### Data listing
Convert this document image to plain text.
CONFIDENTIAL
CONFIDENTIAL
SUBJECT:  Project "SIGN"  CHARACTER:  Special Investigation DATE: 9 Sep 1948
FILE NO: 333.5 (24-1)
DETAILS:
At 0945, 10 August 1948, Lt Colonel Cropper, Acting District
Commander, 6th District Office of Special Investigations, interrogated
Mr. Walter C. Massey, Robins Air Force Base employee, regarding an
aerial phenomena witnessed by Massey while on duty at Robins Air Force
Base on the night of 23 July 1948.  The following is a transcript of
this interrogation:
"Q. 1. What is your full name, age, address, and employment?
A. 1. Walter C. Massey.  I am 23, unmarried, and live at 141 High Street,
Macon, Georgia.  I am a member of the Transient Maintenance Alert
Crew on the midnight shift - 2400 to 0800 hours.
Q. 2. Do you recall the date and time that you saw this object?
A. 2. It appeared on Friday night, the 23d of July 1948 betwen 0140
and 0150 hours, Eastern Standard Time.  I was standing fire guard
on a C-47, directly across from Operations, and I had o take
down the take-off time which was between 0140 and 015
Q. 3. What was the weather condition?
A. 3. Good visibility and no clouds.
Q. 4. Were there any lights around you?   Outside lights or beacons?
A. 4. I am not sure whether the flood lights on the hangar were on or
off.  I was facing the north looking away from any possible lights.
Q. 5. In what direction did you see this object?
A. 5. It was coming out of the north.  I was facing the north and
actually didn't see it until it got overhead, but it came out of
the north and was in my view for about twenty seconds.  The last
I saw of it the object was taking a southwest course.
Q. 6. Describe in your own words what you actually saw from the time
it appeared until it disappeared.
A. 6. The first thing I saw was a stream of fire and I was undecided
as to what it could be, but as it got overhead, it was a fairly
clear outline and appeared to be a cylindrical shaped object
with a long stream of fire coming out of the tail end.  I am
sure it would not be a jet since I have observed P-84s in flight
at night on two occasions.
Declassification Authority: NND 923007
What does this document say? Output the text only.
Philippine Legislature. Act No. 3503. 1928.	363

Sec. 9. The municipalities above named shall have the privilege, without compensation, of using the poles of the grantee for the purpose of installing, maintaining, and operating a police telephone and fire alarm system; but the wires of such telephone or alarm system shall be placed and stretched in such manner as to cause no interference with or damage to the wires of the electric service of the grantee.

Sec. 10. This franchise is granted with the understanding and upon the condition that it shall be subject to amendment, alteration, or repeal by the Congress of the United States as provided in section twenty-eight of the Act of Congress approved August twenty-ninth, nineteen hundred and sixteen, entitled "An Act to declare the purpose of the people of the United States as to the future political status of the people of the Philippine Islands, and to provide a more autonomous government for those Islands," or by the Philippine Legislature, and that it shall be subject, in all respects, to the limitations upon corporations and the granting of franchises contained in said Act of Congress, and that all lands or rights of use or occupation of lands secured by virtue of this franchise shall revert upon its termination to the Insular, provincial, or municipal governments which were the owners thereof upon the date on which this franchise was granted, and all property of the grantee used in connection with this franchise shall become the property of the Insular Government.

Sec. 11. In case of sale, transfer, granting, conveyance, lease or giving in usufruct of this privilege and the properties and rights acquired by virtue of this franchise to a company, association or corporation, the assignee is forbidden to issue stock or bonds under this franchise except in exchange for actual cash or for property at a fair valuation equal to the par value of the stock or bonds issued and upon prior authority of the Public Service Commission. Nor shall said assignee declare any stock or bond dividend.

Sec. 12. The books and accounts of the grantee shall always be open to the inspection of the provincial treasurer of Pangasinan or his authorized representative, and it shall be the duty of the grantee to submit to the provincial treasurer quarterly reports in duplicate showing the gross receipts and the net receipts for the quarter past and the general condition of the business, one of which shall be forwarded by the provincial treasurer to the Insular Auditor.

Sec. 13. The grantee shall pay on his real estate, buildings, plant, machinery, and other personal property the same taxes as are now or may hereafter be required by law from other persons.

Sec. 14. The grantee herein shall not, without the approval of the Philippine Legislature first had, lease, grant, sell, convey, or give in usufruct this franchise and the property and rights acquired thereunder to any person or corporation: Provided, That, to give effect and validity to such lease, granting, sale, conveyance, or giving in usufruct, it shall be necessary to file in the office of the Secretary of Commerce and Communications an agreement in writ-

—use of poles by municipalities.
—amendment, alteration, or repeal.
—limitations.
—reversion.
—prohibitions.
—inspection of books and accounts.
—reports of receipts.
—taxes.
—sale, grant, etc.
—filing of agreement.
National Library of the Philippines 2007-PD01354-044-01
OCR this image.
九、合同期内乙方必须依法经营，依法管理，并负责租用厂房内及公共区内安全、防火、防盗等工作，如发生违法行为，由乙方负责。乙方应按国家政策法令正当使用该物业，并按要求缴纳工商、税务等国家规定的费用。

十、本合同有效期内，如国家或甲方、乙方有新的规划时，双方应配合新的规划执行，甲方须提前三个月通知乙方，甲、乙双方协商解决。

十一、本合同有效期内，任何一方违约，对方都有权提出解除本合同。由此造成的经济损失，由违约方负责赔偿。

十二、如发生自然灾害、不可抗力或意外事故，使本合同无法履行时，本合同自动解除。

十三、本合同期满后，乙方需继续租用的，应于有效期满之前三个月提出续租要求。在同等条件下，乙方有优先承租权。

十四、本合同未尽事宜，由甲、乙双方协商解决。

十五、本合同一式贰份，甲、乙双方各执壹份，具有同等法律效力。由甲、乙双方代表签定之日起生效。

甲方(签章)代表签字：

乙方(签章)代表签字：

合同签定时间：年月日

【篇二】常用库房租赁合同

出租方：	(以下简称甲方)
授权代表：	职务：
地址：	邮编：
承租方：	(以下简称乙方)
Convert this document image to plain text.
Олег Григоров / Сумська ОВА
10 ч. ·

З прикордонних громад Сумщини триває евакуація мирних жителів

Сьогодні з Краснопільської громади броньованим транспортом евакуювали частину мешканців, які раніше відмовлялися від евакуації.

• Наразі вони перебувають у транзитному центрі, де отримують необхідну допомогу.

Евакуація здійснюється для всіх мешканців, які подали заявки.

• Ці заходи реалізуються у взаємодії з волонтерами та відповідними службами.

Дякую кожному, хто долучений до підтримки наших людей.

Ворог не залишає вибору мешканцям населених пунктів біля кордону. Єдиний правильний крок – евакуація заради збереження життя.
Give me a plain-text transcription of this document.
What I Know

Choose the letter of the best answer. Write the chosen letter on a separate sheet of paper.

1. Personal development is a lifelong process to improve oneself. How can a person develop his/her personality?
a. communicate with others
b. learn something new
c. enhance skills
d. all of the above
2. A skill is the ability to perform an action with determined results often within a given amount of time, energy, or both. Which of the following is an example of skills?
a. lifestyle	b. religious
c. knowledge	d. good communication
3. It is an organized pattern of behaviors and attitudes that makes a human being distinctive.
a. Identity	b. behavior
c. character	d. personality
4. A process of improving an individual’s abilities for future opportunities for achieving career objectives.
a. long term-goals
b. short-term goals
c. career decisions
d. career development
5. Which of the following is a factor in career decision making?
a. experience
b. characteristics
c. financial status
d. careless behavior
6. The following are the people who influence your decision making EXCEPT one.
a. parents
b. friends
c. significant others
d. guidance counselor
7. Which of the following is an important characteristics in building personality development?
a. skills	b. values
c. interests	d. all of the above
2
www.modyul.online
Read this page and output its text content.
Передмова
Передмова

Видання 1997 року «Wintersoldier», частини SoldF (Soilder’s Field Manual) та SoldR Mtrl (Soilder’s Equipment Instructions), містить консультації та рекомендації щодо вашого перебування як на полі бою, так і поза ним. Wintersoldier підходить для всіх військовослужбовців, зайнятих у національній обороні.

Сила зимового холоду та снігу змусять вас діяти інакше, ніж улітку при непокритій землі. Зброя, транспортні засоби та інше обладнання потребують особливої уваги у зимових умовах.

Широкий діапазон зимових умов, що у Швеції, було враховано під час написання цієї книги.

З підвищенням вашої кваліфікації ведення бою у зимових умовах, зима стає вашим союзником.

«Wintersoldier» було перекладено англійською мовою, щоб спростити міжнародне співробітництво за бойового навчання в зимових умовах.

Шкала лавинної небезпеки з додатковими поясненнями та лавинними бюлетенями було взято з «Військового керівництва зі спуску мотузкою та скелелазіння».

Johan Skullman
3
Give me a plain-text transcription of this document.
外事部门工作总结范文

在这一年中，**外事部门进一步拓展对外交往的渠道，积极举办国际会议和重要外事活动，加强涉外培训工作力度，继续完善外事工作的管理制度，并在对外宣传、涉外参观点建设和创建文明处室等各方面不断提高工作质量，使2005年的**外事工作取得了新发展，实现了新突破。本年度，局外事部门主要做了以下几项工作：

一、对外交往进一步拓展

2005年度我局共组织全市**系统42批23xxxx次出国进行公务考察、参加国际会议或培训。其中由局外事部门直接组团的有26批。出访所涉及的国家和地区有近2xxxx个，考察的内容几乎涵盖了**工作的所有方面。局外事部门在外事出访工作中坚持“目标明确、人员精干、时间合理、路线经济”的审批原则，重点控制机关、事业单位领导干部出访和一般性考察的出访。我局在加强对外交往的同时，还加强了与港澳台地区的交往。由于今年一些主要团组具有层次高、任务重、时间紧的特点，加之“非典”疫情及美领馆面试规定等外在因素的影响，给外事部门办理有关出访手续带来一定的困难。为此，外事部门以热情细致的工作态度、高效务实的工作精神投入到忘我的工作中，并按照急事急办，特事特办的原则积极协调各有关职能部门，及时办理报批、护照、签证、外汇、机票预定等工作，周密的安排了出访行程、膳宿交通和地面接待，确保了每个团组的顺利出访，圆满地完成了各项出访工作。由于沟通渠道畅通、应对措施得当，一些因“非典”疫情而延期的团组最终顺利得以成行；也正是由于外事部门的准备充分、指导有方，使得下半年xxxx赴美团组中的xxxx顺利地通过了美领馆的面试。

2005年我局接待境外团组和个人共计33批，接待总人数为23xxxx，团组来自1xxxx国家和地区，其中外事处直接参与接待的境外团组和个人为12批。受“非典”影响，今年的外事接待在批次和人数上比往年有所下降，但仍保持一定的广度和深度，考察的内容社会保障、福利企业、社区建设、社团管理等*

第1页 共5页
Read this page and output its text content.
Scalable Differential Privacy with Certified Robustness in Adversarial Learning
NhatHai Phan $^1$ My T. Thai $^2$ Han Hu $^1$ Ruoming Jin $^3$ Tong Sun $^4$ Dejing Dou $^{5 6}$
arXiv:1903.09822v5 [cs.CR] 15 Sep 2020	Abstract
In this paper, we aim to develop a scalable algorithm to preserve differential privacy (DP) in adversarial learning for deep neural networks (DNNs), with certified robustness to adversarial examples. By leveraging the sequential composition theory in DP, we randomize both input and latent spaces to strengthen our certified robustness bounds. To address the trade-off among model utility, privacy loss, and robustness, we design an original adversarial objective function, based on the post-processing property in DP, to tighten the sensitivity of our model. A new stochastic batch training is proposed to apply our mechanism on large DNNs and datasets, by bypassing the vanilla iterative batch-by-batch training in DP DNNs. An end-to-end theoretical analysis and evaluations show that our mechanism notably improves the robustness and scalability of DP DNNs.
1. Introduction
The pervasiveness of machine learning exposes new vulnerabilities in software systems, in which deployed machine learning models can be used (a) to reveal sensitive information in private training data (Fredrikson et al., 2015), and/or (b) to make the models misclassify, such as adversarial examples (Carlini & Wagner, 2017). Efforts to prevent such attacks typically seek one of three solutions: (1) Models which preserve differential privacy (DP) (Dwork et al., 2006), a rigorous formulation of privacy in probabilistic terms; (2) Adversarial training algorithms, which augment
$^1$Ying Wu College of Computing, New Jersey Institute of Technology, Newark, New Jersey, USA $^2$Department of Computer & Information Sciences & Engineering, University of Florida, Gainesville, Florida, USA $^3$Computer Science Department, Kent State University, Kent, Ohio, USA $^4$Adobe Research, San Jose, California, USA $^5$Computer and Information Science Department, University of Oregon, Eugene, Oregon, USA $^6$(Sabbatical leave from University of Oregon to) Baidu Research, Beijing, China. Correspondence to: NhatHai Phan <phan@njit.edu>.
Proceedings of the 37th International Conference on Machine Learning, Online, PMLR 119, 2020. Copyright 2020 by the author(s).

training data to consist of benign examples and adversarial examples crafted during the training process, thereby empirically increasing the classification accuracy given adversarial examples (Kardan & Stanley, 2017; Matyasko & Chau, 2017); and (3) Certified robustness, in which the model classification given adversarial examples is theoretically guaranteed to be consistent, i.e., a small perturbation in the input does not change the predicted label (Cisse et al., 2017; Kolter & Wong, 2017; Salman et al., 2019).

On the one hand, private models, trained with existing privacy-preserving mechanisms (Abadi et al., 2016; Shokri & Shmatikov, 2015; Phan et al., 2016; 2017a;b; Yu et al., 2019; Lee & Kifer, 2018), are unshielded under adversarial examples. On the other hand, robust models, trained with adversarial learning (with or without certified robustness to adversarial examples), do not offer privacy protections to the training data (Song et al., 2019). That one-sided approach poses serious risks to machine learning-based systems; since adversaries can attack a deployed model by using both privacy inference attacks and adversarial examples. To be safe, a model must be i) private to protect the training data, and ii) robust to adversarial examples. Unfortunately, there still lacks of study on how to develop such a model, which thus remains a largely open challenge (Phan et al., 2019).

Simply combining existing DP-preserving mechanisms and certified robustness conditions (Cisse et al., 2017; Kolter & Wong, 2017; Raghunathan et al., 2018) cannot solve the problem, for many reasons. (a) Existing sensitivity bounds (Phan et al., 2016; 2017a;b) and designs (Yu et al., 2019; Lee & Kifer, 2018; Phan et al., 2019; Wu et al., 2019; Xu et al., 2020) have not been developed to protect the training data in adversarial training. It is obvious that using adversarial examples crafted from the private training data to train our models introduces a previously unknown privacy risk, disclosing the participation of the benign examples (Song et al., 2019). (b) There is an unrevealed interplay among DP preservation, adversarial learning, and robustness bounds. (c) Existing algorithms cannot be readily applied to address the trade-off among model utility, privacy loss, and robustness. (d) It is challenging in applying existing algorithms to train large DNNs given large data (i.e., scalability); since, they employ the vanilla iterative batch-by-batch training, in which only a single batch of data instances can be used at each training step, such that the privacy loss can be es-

### Aim
Using the records above, copy every line that has the word "career" in it.

### Written reply
4. A process of improving an individual’s abilities for future opportunities for achieving career objectives.
c. career decisions
d. career development
5. Which of the following is a factor in career decision making?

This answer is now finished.